Items from a data source

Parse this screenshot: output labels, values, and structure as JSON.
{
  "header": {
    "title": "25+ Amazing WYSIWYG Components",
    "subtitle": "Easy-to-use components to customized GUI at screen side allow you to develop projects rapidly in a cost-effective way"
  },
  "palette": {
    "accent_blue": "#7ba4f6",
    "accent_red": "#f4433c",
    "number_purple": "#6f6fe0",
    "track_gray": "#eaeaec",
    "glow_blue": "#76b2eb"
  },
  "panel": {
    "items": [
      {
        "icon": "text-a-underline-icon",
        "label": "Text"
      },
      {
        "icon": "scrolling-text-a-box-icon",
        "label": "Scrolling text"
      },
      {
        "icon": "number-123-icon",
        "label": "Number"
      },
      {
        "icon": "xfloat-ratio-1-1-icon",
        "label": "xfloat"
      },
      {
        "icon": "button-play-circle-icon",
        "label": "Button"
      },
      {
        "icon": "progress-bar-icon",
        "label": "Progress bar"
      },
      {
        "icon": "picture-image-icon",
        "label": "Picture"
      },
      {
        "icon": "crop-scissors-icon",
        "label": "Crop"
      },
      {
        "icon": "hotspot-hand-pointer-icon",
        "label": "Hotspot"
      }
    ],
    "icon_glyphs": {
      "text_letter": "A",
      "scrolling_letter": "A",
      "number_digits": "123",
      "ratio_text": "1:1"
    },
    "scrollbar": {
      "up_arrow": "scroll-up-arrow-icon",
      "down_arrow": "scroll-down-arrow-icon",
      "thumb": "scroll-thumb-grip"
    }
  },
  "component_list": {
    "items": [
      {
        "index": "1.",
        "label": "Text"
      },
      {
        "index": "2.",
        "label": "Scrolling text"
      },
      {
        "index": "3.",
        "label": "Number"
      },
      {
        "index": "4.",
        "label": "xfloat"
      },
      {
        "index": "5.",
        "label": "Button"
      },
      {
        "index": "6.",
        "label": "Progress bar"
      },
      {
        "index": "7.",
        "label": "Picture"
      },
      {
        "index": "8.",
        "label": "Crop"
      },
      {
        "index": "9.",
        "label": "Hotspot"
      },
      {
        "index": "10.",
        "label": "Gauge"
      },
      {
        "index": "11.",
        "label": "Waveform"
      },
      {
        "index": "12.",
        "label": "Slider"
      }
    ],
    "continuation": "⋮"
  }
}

#### Exercise brief
Find the lines with the string "arrow" and reproduce them.

#### Completed exercise
      "up_arrow": "scroll-up-arrow-icon",
      "down_arrow": "scroll-down-arrow-icon",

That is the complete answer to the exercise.